(begin)
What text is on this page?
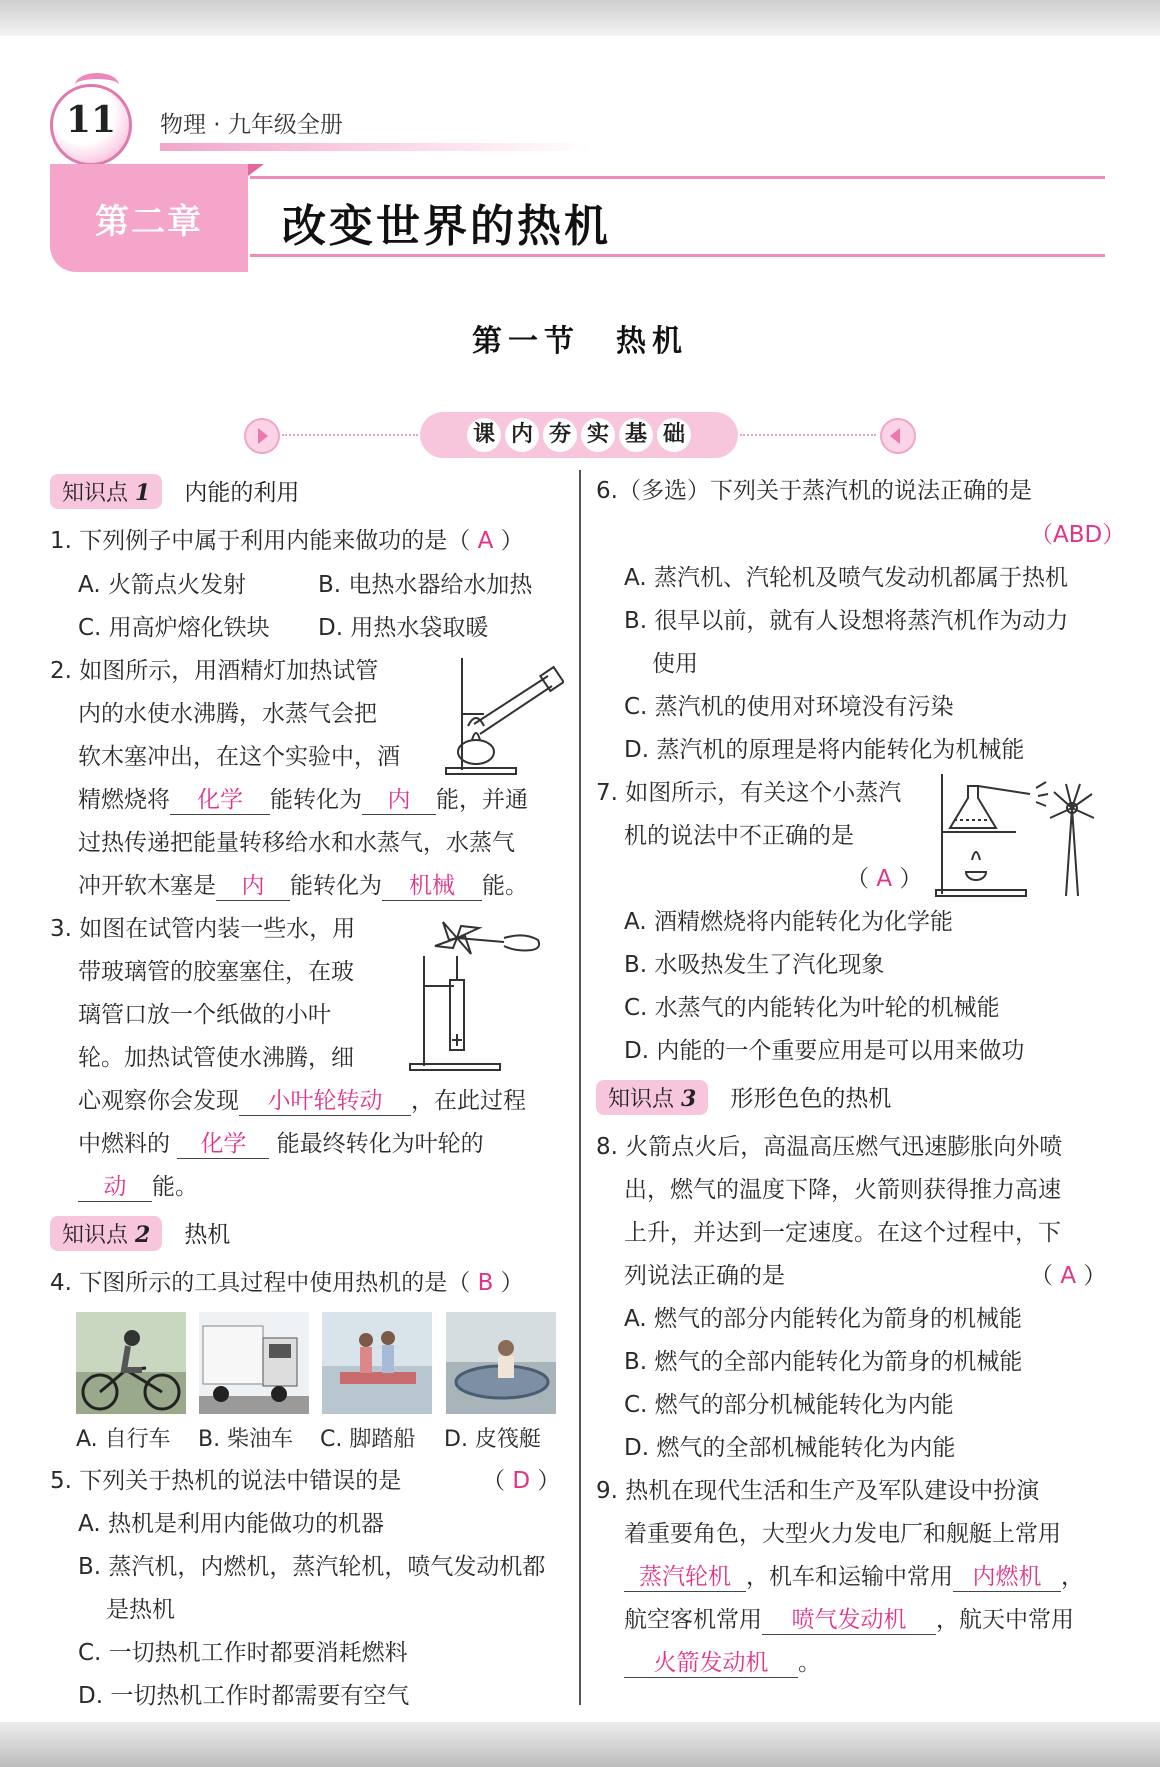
11	物理 · 九年级全册
第二章	改变世界的热机
第一节　热机
课 内 夯 实 基 础
知识点 1 内能的利用
1. 下列例子中属于利用内能来做功的是（ A ）
A. 火箭点火发射	B. 电热水器给水加热
C. 用高炉熔化铁块 D. 用热水袋取暖
2. 如图所示，用酒精灯加热试管
内的水使水沸腾，水蒸气会把
软木塞冲出，在这个实验中，酒
精燃烧将 化学 能转化为 内 能，并通
过热传递把能量转移给水和水蒸气，水蒸气
冲开软木塞是 内 能转化为 机械 能。
3. 如图在试管内装一些水，用
带玻璃管的胶塞塞住，在玻
璃管口放一个纸做的小叶
轮。加热试管使水沸腾，细
心观察你会发现 小叶轮转动 ，在此过程
中燃料的 化学 能最终转化为叶轮的
动 能。
知识点 2 热机
4. 下图所示的工具过程中使用热机的是（ B ）
A. 自行车 B. 柴油车 C. 脚踏船 D. 皮筏艇
5. 下列关于热机的说法中错误的是	（ D ）
A. 热机是利用内能做功的机器
B. 蒸汽机，内燃机，蒸汽轮机，喷气发动机都
是热机
C. 一切热机工作时都要消耗燃料
D. 一切热机工作时都需要有空气
6.（多选）下列关于蒸汽机的说法正确的是
（ABD）
A. 蒸汽机、汽轮机及喷气发动机都属于热机
B. 很早以前，就有人设想将蒸汽机作为动力
使用
C. 蒸汽机的使用对环境没有污染
D. 蒸汽机的原理是将内能转化为机械能
7. 如图所示，有关这个小蒸汽
机的说法中不正确的是
（ A ）
A. 酒精燃烧将内能转化为化学能
B. 水吸热发生了汽化现象
C. 水蒸气的内能转化为叶轮的机械能
D. 内能的一个重要应用是可以用来做功
知识点 3 形形色色的热机
8. 火箭点火后，高温高压燃气迅速膨胀向外喷
出，燃气的温度下降，火箭则获得推力高速
上升，并达到一定速度。在这个过程中，下
列说法正确的是	（ A ）
A. 燃气的部分内能转化为箭身的机械能
B. 燃气的全部内能转化为箭身的机械能
C. 燃气的部分机械能转化为内能
D. 燃气的全部机械能转化为内能
9. 热机在现代生活和生产及军队建设中扮演
着重要角色，大型火力发电厂和舰艇上常用
蒸汽轮机 ，机车和运输中常用 内燃机 ，
航空客机常用 喷气发动机 ，航天中常用
火箭发动机 。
(end)
Make a word-for-word copy of the entries, without any pictures.

What text is on this page?
11	物理 · 九年级全册
第二章	改变世界的热机
第一节　热机
课 内 夯 实 基 础
知识点 1 内能的利用
1. 下列例子中属于利用内能来做功的是（ A ）
A. 火箭点火发射	B. 电热水器给水加热
C. 用高炉熔化铁块 D. 用热水袋取暖
2. 如图所示，用酒精灯加热试管
内的水使水沸腾，水蒸气会把
软木塞冲出，在这个实验中，酒
精燃烧将 化学 能转化为 内 能，并通
过热传递把能量转移给水和水蒸气，水蒸气
冲开软木塞是 内 能转化为 机械 能。
3. 如图在试管内装一些水，用
带玻璃管的胶塞塞住，在玻
璃管口放一个纸做的小叶
轮。加热试管使水沸腾，细
心观察你会发现 小叶轮转动 ，在此过程
中燃料的 化学 能最终转化为叶轮的
动 能。
知识点 2 热机
4. 下图所示的工具过程中使用热机的是（ B ）
A. 自行车 B. 柴油车 C. 脚踏船 D. 皮筏艇
5. 下列关于热机的说法中错误的是	（ D ）
A. 热机是利用内能做功的机器
B. 蒸汽机，内燃机，蒸汽轮机，喷气发动机都
是热机
C. 一切热机工作时都要消耗燃料
D. 一切热机工作时都需要有空气
6.（多选）下列关于蒸汽机的说法正确的是
（ABD）
A. 蒸汽机、汽轮机及喷气发动机都属于热机
B. 很早以前，就有人设想将蒸汽机作为动力
使用
C. 蒸汽机的使用对环境没有污染
D. 蒸汽机的原理是将内能转化为机械能
7. 如图所示，有关这个小蒸汽
机的说法中不正确的是
（ A ）
A. 酒精燃烧将内能转化为化学能
B. 水吸热发生了汽化现象
C. 水蒸气的内能转化为叶轮的机械能
D. 内能的一个重要应用是可以用来做功
知识点 3 形形色色的热机
8. 火箭点火后，高温高压燃气迅速膨胀向外喷
出，燃气的温度下降，火箭则获得推力高速
上升，并达到一定速度。在这个过程中，下
列说法正确的是	（ A ）
A. 燃气的部分内能转化为箭身的机械能
B. 燃气的全部内能转化为箭身的机械能
C. 燃气的部分机械能转化为内能
D. 燃气的全部机械能转化为内能
9. 热机在现代生活和生产及军队建设中扮演
着重要角色，大型火力发电厂和舰艇上常用
蒸汽轮机 ，机车和运输中常用 内燃机 ，
航空客机常用 喷气发动机 ，航天中常用
火箭发动机 。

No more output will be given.